*TASK TO CARRY OUT:* Check every line of the entries below for the word "Bord", and copy the ones that have it.

*RECORDS PROVIDED:*

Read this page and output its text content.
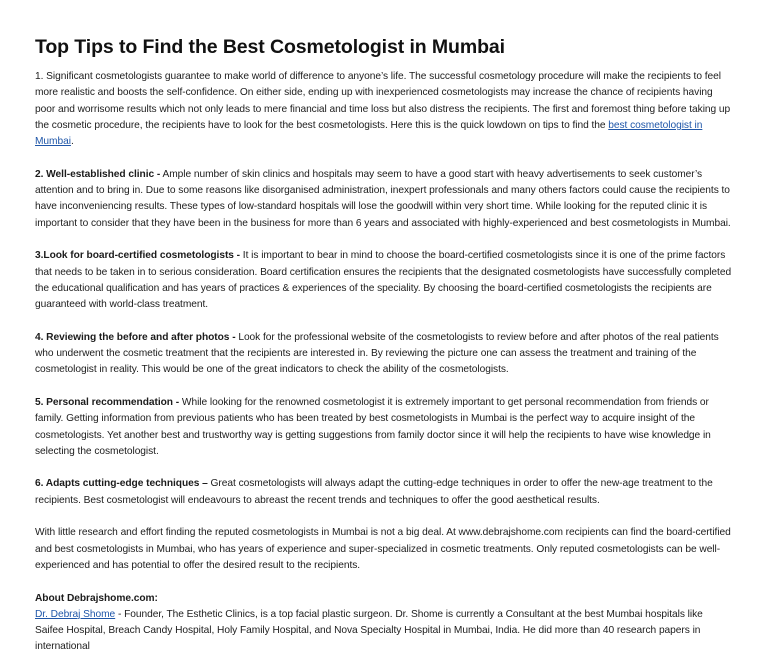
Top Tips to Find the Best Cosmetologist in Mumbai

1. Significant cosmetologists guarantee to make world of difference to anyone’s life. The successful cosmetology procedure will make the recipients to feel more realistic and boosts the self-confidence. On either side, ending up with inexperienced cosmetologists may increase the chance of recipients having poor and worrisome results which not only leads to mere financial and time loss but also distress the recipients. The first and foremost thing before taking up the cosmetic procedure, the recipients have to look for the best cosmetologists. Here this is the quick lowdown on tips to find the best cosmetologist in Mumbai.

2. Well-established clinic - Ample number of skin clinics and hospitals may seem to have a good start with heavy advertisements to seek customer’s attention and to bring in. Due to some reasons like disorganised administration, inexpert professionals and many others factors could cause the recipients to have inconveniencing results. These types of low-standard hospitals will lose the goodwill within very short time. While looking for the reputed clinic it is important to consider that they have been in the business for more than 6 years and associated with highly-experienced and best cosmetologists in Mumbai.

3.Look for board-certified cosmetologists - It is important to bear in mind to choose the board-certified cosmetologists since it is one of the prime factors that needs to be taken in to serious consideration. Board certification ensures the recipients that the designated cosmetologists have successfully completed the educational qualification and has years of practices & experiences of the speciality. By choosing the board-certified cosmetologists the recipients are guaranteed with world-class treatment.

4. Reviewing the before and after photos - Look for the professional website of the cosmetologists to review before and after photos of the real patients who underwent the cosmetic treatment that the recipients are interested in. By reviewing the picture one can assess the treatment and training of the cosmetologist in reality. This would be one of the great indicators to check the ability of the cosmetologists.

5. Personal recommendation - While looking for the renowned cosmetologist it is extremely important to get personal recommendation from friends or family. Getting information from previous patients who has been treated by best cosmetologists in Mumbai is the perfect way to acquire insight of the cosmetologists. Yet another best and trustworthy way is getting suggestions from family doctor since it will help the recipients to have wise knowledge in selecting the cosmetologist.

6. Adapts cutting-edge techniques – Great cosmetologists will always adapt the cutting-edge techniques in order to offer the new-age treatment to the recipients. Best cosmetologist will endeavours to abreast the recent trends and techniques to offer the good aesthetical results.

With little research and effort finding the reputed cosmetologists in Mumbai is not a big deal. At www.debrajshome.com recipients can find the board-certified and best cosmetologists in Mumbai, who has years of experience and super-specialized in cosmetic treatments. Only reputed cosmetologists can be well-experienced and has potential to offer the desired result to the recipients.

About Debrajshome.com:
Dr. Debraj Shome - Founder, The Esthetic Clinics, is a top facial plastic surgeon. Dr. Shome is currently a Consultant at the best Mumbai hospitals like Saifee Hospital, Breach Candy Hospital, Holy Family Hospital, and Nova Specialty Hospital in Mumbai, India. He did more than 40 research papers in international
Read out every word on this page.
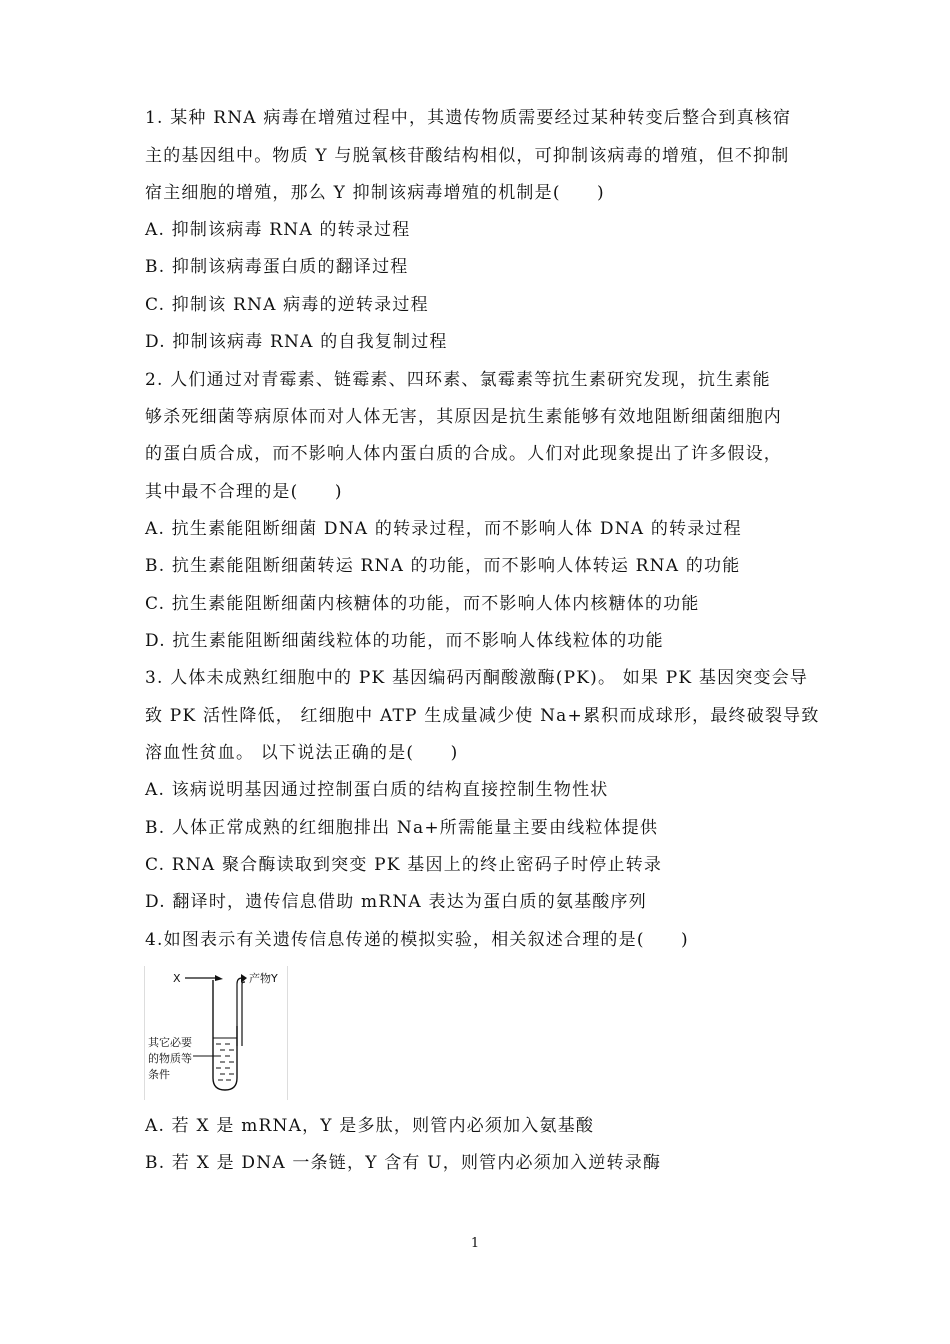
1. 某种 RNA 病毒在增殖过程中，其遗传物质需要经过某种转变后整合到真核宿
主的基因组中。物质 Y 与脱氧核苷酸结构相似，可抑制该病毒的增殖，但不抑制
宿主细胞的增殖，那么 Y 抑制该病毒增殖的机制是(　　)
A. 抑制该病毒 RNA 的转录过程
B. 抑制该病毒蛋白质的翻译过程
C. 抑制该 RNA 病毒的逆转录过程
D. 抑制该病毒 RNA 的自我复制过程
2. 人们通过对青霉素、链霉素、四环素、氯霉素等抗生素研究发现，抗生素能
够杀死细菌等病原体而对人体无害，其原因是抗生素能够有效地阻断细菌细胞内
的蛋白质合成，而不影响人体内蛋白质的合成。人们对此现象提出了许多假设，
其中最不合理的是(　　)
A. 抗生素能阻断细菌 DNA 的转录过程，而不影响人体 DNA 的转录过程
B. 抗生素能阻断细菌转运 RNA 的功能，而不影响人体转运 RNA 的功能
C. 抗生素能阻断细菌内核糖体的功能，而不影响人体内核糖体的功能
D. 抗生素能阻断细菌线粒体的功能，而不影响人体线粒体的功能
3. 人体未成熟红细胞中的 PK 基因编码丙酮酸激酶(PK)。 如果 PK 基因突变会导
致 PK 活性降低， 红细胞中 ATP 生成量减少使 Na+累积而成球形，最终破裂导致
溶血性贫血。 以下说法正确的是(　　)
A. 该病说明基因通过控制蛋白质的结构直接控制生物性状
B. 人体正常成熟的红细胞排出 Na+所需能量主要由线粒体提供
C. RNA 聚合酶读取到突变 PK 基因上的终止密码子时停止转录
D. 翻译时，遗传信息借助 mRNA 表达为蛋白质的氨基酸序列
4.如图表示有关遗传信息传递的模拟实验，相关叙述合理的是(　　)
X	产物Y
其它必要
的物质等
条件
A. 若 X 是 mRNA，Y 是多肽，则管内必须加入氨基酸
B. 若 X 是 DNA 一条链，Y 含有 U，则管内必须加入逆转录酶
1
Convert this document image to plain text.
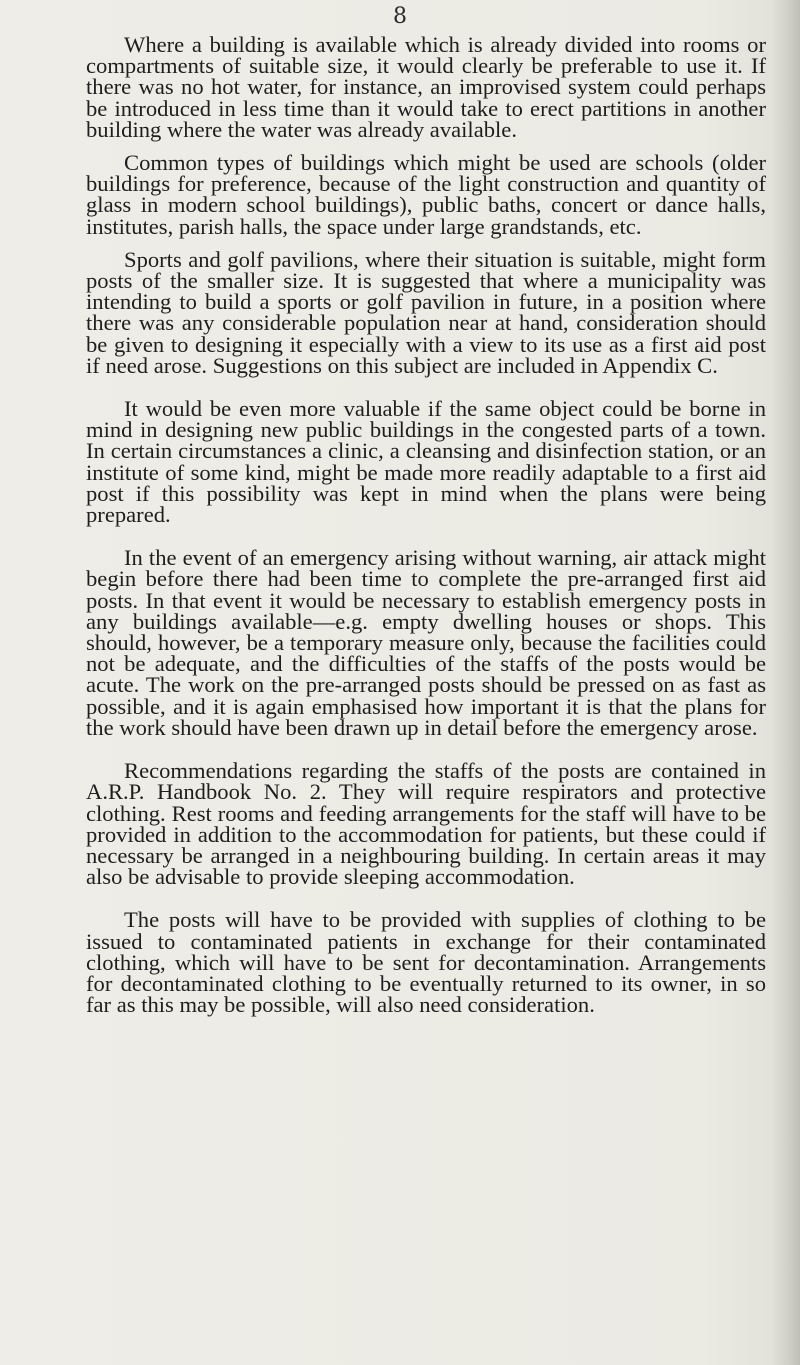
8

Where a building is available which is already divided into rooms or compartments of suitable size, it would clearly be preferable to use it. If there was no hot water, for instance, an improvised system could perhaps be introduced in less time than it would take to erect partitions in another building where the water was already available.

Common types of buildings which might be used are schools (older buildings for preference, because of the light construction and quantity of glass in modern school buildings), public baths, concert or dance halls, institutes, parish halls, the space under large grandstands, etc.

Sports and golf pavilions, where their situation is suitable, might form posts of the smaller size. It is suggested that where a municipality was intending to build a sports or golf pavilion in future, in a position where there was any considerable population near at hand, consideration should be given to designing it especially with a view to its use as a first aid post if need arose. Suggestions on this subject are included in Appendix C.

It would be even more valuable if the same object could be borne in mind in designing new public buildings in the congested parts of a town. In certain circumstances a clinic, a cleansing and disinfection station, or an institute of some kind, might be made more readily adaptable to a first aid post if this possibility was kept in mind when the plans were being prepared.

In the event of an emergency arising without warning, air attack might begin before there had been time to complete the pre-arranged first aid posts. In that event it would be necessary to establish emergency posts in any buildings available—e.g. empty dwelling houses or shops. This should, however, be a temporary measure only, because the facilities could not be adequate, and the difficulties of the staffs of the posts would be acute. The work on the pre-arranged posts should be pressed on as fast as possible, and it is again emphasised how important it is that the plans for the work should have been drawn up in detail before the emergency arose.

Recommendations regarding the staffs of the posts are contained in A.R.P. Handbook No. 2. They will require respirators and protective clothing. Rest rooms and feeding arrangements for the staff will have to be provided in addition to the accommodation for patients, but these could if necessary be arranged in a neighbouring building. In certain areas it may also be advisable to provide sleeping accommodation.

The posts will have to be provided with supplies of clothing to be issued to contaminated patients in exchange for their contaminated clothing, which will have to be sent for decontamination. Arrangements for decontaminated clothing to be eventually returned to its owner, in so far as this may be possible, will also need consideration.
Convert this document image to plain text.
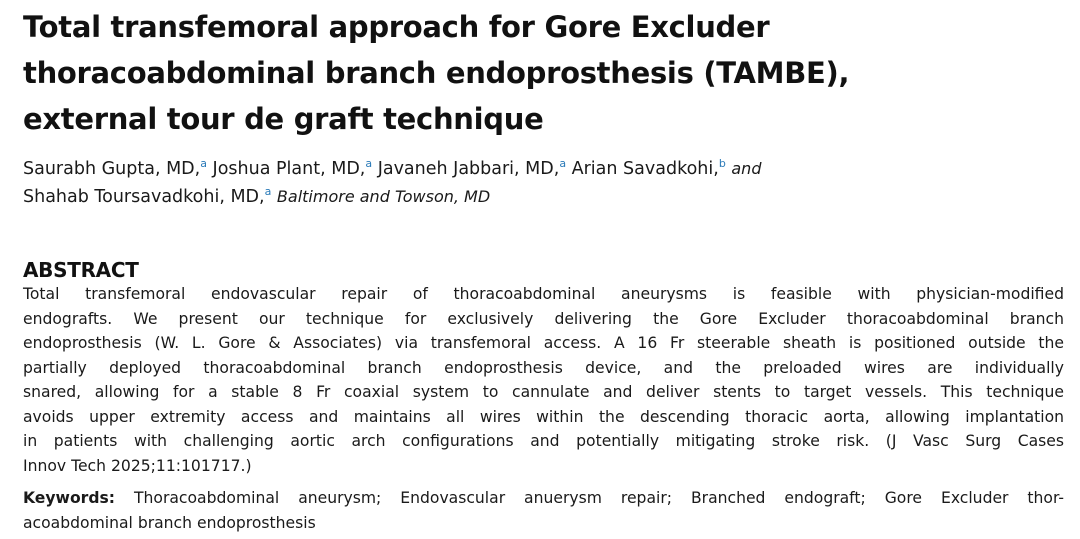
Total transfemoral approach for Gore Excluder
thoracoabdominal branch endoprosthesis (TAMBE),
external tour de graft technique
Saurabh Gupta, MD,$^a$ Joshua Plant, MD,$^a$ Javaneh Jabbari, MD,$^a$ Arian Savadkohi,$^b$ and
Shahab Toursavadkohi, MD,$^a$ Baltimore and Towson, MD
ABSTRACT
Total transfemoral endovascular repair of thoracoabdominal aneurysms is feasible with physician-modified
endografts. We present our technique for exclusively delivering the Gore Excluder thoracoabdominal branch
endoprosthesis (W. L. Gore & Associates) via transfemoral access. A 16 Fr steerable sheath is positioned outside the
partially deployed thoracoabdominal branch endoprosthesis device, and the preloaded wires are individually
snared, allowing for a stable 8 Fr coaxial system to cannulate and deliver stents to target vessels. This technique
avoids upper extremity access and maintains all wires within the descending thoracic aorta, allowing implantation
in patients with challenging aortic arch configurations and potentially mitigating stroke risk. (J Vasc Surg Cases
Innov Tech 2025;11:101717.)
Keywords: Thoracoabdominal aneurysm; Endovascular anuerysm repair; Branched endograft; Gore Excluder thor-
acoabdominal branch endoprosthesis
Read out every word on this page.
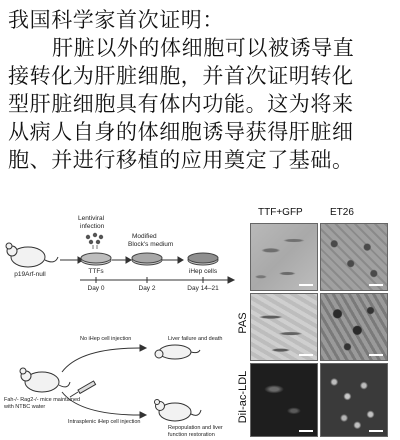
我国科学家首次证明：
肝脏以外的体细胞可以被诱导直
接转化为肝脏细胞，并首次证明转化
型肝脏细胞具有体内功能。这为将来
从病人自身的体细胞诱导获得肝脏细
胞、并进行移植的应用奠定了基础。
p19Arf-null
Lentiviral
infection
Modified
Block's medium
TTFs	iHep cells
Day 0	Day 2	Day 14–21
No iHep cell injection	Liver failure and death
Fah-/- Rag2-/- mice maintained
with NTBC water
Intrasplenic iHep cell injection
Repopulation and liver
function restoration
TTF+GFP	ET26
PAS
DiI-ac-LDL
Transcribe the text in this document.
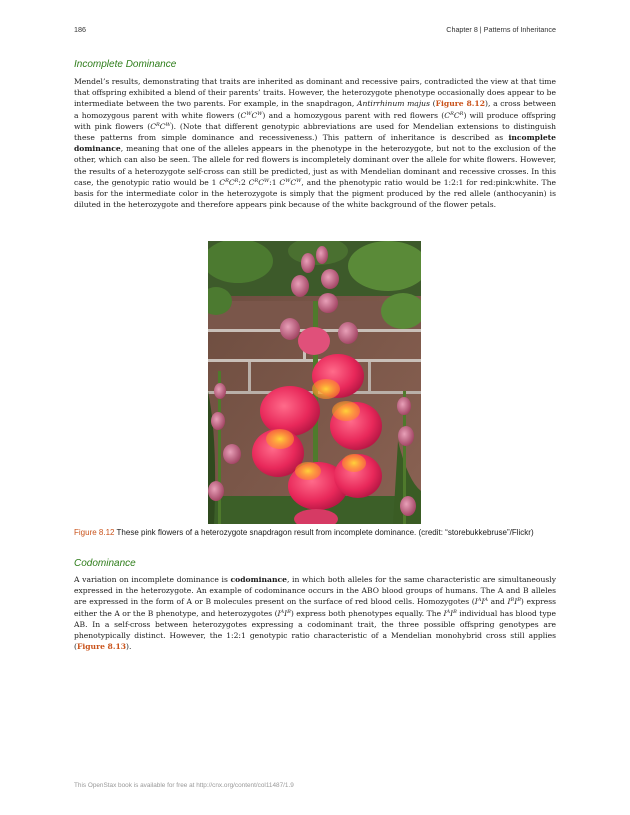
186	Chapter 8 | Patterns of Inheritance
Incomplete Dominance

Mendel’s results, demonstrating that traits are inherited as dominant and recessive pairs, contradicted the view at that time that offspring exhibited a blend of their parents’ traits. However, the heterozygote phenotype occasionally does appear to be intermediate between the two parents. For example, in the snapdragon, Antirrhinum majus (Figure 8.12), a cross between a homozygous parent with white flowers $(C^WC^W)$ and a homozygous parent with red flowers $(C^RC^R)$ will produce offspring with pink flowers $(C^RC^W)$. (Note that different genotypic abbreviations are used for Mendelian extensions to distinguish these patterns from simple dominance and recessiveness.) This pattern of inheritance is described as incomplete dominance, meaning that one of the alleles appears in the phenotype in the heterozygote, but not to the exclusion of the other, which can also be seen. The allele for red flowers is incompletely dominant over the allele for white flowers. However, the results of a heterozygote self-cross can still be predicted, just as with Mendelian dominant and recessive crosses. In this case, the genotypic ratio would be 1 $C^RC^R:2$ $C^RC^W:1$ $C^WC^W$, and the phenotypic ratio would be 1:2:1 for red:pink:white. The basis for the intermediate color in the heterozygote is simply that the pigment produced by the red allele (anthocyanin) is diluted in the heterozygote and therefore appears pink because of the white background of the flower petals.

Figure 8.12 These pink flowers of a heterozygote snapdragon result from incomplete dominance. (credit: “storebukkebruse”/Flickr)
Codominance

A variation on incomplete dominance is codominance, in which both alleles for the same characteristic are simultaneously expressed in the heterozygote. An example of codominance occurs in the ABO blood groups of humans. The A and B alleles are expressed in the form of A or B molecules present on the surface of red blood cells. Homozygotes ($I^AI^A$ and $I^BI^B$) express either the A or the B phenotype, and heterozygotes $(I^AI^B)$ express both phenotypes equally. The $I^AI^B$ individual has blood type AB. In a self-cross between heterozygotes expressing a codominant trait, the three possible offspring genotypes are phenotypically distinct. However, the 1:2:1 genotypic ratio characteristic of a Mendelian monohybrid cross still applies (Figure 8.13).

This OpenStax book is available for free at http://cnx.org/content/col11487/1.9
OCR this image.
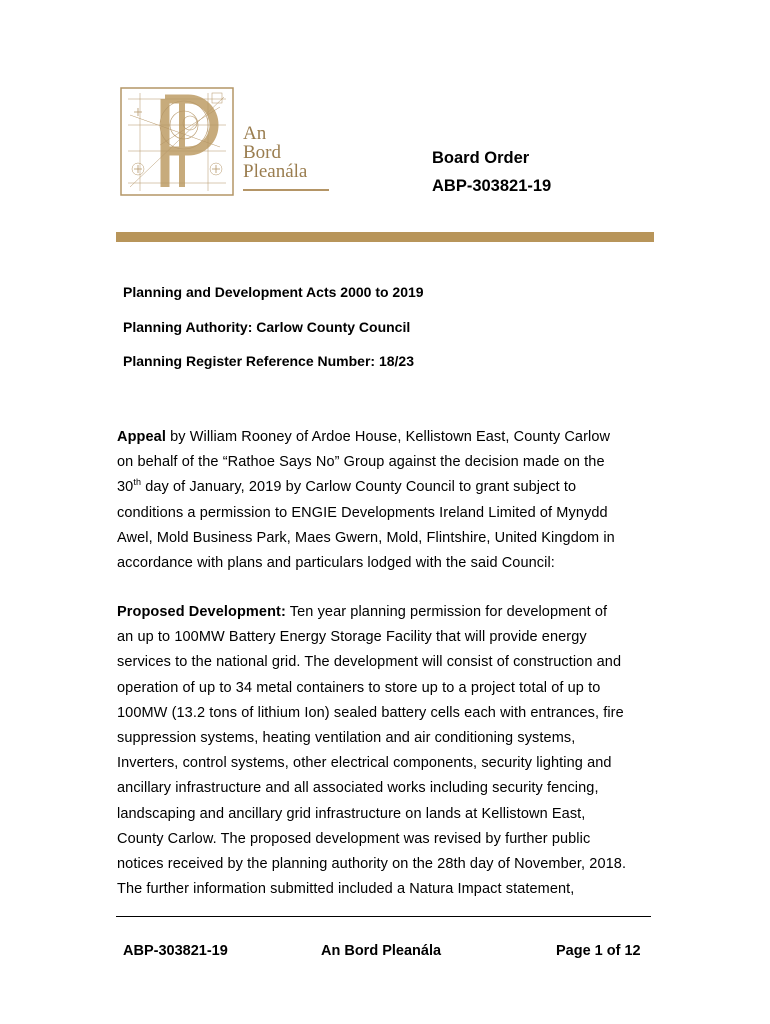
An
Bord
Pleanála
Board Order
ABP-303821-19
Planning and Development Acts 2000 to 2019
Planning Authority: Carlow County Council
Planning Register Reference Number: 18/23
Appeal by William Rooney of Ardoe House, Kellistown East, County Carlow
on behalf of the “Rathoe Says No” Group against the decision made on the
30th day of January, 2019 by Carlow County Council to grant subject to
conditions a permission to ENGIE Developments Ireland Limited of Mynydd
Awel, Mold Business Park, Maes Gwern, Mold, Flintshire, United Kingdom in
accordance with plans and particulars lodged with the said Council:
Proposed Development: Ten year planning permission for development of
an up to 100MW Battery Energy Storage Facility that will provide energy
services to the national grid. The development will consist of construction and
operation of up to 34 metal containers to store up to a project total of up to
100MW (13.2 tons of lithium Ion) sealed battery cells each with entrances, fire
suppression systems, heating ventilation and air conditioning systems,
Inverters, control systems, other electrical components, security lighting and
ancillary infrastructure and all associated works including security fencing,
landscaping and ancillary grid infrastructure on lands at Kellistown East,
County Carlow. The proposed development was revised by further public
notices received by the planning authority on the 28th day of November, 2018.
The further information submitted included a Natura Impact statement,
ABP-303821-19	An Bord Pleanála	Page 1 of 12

*ANSWER SECTION:*
Bord
ABP-303821-19	An Bord Pleanála	Page 1 of 12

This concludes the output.